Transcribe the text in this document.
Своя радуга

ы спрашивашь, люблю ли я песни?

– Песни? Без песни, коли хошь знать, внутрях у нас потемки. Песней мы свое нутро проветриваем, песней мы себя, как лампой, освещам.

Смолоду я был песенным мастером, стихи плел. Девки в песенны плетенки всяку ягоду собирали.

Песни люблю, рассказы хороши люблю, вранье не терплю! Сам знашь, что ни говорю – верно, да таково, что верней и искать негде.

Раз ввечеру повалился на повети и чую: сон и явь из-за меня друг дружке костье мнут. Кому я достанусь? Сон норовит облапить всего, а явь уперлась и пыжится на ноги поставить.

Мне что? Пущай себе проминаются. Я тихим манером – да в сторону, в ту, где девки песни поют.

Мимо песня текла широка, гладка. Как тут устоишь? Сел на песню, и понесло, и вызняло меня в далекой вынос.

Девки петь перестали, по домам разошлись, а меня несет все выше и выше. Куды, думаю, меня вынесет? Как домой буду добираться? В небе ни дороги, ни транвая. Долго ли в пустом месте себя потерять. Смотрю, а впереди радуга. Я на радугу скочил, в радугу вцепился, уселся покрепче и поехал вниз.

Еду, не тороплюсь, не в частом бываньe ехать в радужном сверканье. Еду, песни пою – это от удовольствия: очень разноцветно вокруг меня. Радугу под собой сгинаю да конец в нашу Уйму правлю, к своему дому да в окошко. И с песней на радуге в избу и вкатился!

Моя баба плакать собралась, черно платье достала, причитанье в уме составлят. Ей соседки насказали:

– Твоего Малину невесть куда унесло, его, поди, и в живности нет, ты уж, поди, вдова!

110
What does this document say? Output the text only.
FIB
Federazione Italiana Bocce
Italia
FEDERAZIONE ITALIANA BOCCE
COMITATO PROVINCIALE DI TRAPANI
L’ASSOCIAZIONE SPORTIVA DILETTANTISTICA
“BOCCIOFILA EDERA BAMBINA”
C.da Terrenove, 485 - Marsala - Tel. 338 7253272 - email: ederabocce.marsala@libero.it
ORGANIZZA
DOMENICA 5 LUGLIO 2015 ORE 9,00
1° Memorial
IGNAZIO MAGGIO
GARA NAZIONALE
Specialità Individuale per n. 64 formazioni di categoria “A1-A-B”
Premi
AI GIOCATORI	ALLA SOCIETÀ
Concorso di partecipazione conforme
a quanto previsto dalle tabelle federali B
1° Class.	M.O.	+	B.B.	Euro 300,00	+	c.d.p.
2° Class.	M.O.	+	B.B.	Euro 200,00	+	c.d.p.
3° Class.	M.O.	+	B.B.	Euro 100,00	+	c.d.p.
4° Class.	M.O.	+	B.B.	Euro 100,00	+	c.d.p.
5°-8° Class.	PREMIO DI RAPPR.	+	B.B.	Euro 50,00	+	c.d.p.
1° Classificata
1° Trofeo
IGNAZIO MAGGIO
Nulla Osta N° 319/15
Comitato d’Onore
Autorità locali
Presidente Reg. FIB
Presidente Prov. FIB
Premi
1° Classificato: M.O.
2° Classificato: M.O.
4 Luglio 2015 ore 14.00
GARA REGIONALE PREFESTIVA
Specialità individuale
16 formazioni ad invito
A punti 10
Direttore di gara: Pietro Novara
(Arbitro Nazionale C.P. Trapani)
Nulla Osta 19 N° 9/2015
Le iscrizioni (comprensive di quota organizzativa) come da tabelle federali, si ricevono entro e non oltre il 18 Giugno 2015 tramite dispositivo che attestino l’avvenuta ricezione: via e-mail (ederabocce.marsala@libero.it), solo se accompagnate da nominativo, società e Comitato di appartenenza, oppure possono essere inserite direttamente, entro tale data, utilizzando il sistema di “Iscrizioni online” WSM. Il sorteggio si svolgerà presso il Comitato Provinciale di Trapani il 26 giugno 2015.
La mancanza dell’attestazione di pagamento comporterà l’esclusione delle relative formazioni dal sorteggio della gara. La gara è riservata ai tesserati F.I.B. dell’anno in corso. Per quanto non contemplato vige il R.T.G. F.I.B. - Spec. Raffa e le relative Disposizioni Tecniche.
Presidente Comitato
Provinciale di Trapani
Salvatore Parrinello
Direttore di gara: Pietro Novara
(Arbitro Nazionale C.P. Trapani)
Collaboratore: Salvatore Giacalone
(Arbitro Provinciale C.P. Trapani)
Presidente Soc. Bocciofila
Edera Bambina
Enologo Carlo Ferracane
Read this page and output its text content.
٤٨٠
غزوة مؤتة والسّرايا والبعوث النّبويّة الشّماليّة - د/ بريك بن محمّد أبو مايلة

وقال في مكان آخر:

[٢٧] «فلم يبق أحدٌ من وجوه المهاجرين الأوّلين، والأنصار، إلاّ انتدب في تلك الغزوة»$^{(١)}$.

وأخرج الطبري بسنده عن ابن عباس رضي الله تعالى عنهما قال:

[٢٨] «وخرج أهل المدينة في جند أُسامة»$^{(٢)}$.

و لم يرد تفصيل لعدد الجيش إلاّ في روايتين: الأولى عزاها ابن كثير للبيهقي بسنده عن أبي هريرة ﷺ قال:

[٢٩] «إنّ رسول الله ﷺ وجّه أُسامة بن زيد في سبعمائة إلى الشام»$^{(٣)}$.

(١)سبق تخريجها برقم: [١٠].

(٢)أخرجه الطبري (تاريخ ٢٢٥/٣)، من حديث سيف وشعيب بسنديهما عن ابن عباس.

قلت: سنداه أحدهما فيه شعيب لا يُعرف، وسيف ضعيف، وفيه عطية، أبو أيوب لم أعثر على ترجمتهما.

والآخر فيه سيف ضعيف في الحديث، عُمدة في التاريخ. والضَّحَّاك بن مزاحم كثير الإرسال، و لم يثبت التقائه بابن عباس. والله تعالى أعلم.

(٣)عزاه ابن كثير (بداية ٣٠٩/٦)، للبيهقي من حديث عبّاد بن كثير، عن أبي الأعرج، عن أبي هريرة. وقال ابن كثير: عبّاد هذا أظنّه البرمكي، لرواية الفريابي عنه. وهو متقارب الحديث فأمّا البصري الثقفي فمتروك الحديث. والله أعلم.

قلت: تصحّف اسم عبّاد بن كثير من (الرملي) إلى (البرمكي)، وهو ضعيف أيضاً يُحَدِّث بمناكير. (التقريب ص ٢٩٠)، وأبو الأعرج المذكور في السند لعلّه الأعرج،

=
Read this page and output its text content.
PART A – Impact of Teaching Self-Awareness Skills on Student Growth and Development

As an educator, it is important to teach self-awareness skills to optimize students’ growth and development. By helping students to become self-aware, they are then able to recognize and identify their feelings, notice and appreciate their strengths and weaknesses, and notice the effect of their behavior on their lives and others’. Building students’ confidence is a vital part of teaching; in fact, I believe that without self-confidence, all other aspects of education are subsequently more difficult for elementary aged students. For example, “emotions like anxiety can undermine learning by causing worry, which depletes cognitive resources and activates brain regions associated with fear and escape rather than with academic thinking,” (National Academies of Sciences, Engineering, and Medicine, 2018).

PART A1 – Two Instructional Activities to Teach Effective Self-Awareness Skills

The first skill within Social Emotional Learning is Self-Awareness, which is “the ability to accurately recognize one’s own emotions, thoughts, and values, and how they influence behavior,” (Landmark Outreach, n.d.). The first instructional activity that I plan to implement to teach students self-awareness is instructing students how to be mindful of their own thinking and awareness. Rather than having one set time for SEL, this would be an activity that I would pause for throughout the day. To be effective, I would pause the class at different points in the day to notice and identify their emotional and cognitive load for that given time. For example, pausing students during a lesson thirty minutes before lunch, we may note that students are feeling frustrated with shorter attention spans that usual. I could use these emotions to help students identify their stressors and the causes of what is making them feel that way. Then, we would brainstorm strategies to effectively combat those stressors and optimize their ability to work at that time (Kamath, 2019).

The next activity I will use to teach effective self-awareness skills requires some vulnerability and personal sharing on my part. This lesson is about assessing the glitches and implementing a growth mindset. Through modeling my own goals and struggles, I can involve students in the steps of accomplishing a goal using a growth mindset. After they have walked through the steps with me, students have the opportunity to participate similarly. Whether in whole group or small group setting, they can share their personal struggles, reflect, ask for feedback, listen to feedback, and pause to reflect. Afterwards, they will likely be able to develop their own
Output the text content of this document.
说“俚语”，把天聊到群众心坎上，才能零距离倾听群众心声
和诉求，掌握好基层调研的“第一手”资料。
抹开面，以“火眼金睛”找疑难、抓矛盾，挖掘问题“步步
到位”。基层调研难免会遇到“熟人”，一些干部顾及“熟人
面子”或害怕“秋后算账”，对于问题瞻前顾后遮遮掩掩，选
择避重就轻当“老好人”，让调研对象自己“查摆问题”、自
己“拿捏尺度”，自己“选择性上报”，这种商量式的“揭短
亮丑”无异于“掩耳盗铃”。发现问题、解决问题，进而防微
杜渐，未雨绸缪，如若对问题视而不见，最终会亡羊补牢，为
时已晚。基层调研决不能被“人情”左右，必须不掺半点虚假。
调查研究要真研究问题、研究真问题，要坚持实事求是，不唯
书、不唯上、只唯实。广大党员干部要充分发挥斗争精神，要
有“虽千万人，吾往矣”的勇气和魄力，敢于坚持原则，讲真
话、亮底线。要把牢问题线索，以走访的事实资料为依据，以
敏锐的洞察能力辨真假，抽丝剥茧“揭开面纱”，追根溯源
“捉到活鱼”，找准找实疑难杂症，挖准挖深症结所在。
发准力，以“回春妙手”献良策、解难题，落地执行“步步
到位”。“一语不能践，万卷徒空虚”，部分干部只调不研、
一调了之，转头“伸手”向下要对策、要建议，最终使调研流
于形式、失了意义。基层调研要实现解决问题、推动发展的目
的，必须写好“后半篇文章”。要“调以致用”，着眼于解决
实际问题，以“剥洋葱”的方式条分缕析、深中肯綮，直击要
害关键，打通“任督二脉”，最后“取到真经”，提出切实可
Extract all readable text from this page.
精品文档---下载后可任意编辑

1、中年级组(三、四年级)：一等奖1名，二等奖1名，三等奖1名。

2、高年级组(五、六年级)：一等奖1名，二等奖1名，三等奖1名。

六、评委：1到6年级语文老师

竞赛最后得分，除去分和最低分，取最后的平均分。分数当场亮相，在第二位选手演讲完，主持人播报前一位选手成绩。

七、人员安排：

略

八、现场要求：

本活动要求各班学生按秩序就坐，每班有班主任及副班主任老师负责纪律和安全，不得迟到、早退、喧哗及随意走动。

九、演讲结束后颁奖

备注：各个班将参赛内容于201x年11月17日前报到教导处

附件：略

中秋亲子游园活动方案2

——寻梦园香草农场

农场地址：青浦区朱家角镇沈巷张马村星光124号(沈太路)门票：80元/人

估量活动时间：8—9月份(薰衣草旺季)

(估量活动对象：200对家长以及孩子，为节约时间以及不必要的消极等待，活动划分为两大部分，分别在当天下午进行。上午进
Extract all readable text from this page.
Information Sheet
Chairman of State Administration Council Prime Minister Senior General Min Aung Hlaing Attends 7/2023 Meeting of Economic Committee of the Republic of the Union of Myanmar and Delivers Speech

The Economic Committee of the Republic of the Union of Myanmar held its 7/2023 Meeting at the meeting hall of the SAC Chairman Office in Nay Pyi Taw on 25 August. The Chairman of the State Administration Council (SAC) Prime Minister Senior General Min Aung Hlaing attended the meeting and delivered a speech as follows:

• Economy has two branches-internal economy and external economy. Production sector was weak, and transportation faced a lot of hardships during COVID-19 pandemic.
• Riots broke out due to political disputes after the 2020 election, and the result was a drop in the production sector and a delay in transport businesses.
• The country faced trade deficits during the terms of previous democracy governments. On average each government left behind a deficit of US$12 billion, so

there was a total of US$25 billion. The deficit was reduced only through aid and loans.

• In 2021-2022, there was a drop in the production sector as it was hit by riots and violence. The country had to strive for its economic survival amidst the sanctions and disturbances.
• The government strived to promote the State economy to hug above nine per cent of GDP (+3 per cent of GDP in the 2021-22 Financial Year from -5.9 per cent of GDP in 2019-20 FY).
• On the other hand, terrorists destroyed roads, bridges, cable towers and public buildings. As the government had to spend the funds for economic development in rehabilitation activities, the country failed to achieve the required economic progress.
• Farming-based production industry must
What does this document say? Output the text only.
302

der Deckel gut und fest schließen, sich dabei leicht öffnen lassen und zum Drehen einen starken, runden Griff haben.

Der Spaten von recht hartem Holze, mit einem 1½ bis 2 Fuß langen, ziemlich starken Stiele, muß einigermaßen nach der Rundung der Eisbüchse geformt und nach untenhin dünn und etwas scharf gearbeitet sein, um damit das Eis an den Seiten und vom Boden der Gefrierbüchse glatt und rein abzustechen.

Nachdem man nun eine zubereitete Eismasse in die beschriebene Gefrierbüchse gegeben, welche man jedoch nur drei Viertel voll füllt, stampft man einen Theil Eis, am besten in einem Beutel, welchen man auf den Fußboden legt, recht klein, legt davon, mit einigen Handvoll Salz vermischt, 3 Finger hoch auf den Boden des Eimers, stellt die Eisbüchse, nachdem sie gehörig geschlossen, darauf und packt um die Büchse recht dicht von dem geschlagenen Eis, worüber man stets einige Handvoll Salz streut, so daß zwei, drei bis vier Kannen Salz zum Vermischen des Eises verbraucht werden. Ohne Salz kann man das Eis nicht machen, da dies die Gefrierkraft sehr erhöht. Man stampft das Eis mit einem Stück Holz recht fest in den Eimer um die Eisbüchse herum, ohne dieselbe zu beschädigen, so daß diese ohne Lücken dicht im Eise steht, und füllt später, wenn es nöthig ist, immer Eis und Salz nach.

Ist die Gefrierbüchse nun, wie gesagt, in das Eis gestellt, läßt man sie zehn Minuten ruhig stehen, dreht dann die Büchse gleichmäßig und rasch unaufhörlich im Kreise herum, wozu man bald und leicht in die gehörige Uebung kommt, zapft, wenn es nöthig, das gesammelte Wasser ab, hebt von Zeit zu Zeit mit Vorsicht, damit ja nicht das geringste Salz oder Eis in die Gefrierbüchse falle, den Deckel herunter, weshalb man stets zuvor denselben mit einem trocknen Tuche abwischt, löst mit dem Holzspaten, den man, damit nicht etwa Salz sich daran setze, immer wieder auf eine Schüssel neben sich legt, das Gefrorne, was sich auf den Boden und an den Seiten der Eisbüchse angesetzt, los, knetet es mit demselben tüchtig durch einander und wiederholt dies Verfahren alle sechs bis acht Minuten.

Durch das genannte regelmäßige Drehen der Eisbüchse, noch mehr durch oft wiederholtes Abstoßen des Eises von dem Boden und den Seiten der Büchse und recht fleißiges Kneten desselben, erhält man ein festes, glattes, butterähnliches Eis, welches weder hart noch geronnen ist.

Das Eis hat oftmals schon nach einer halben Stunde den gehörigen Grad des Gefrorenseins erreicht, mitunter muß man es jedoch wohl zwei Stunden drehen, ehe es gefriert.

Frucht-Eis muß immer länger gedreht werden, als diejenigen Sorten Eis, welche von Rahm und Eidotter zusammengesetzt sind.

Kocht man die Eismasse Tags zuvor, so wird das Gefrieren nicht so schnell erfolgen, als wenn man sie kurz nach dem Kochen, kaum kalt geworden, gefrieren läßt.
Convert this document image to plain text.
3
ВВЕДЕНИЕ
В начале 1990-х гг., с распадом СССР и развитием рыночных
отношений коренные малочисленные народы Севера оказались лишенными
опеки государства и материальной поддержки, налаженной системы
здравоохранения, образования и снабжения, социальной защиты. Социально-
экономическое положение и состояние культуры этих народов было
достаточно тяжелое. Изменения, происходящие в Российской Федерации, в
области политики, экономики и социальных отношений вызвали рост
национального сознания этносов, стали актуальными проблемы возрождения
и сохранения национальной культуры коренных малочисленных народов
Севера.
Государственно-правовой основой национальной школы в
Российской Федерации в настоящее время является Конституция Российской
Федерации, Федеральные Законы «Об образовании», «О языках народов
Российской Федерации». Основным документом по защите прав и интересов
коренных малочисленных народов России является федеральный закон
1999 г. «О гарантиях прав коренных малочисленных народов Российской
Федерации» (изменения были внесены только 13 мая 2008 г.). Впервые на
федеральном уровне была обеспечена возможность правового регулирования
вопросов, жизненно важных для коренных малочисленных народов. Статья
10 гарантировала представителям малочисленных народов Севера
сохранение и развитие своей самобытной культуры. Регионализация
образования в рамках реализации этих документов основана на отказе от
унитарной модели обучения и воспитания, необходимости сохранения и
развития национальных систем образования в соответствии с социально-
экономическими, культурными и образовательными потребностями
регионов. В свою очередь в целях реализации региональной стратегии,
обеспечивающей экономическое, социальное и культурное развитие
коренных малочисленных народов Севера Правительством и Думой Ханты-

Written instruction >> Locate all lines holding the word "образования", then copy them out.

Solution for this exercise >>
здравоохранения, образования и снабжения, социальной защиты. Социально-
образования в рамках реализации этих документов основана на отказе от
развития национальных систем образования в соответствии с социально-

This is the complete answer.